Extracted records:
.....

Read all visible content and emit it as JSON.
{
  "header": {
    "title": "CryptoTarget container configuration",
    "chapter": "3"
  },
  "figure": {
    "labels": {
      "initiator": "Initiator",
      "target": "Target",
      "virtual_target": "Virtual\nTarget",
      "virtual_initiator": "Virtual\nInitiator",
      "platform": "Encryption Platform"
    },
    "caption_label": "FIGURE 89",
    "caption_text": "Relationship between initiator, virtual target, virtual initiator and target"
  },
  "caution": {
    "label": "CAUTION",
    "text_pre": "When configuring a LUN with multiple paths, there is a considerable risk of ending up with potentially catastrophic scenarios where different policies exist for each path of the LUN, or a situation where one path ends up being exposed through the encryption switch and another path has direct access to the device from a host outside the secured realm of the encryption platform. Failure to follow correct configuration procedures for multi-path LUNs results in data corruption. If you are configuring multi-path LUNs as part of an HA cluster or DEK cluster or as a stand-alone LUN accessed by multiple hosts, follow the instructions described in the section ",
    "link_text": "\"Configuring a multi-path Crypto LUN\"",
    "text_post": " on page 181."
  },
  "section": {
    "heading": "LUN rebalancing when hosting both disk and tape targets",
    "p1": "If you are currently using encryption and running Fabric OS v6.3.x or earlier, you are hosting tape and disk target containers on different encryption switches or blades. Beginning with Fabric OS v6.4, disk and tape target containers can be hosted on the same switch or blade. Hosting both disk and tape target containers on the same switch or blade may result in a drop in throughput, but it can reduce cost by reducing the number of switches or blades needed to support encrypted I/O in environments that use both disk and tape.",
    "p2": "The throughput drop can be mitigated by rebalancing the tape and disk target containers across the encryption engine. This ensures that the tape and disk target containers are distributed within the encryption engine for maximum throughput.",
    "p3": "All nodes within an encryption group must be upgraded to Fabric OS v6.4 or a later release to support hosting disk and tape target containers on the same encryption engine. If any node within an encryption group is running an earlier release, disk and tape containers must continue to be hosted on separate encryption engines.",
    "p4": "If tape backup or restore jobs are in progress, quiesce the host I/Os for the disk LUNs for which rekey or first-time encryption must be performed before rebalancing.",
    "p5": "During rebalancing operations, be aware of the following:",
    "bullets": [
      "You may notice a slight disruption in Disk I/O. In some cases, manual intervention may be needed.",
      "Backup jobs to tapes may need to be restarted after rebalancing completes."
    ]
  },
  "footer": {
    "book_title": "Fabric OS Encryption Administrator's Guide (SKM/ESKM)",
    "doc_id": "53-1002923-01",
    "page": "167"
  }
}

.....

-- Exercise --
Search the records above for the string "configuration". Copy every line that contains it.

-- Complete answer --
    "title": "CryptoTarget container configuration",
    "text_pre": "When configuring a LUN with multiple paths, there is a considerable risk of ending up with potentially catastrophic scenarios where different policies exist for each path of the LUN, or a situation where one path ends up being exposed through the encryption switch and another path has direct access to the device from a host outside the secured realm of the encryption platform. Failure to follow correct configuration procedures for multi-path LUNs results in data corruption. If you are configuring multi-path LUNs as part of an HA cluster or DEK cluster or as a stand-alone LUN accessed by multiple hosts, follow the instructions described in the section ",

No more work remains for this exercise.